▸ Input records:
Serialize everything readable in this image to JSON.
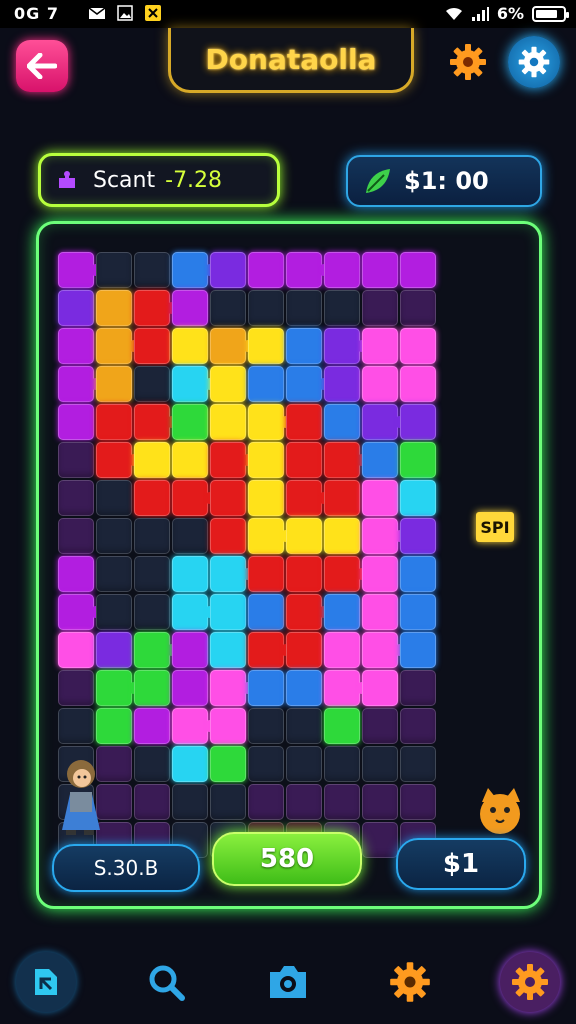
{
  "status_bar": {
    "time": "0G 7",
    "battery": "6%"
  },
  "header": {
    "title": "Donataolla"
  },
  "stats": {
    "score_label": "Scant",
    "score_value": "-7.28",
    "coins_value": "$1: 00"
  },
  "board": {
    "tag_label": "SPI"
  },
  "bottom": {
    "left_button": "S.30.B",
    "center_button": "580",
    "right_button": "$1"
  },
  "nav": {
    "icons": [
      "bookmark-icon",
      "search-icon",
      "camera-icon",
      "gear-icon",
      "settings-icon"
    ]
  },
  "colors": {
    "accent_green": "#6dff7a",
    "accent_gold": "#ffd54a",
    "accent_blue": "#2aa9ee",
    "back_pink": "#ff2f8a"
  }
}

▸ Problem statement: Take the records above and transcribe them exactly, dropping every picture.

▸ Task output:
Serialize everything readable in this image to JSON.
{
  "status_bar": {
    "time": "0G 7",
    "battery": "6%"
  },
  "header": {
    "title": "Donataolla"
  },
  "stats": {
    "score_label": "Scant",
    "score_value": "-7.28",
    "coins_value": "$1: 00"
  },
  "board": {
    "tag_label": "SPI"
  },
  "bottom": {
    "left_button": "S.30.B",
    "center_button": "580",
    "right_button": "$1"
  },
  "nav": {
    "icons": [
      "bookmark-icon",
      "search-icon",
      "camera-icon",
      "gear-icon",
      "settings-icon"
    ]
  },
  "colors": {
    "accent_green": "#6dff7a",
    "accent_gold": "#ffd54a",
    "accent_blue": "#2aa9ee",
    "back_pink": "#ff2f8a"
  }
}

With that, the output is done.